[Exercise details]: Repeat the listing in full, word for word.

——

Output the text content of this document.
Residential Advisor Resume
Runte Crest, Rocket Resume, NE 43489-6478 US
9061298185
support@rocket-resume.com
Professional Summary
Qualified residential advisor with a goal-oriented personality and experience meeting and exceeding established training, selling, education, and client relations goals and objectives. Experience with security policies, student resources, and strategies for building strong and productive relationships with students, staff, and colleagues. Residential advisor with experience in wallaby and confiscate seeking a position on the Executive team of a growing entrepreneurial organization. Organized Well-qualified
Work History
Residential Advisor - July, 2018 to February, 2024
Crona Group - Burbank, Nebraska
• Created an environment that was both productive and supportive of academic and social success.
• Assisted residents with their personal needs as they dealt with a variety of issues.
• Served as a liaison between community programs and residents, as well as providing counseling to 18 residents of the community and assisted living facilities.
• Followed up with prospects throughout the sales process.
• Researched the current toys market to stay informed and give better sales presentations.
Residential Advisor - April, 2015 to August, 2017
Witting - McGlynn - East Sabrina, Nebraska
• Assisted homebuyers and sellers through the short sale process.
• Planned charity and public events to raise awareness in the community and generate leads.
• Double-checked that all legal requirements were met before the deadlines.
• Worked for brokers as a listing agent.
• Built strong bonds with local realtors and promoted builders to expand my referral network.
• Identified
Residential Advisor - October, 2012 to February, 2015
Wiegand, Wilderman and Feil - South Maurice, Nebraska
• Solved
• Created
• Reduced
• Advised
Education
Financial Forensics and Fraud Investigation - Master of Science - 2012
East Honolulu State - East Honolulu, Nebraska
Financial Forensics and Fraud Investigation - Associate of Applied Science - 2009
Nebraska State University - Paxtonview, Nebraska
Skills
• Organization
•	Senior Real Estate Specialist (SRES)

——

[Answer below]:
Output the text content of this document.
Residential Advisor Resume
Runte Crest, Rocket Resume, NE 43489-6478 US
9061298185
support@rocket-resume.com
Professional Summary
Qualified residential advisor with a goal-oriented personality and experience meeting and exceeding established training, selling, education, and client relations goals and objectives. Experience with security policies, student resources, and strategies for building strong and productive relationships with students, staff, and colleagues. Residential advisor with experience in wallaby and confiscate seeking a position on the Executive team of a growing entrepreneurial organization. Organized Well-qualified
Work History
Residential Advisor - July, 2018 to February, 2024
Crona Group - Burbank, Nebraska
• Created an environment that was both productive and supportive of academic and social success.
• Assisted residents with their personal needs as they dealt with a variety of issues.
• Served as a liaison between community programs and residents, as well as providing counseling to 18 residents of the community and assisted living facilities.
• Followed up with prospects throughout the sales process.
• Researched the current toys market to stay informed and give better sales presentations.
Residential Advisor - April, 2015 to August, 2017
Witting - McGlynn - East Sabrina, Nebraska
• Assisted homebuyers and sellers through the short sale process.
• Planned charity and public events to raise awareness in the community and generate leads.
• Double-checked that all legal requirements were met before the deadlines.
• Worked for brokers as a listing agent.
• Built strong bonds with local realtors and promoted builders to expand my referral network.
• Identified
Residential Advisor - October, 2012 to February, 2015
Wiegand, Wilderman and Feil - South Maurice, Nebraska
• Solved
• Created
• Reduced
• Advised
Education
Financial Forensics and Fraud Investigation - Master of Science - 2012
East Honolulu State - East Honolulu, Nebraska
Financial Forensics and Fraud Investigation - Associate of Applied Science - 2009
Nebraska State University - Paxtonview, Nebraska
Skills
• Organization
•	Senior Real Estate Specialist (SRES)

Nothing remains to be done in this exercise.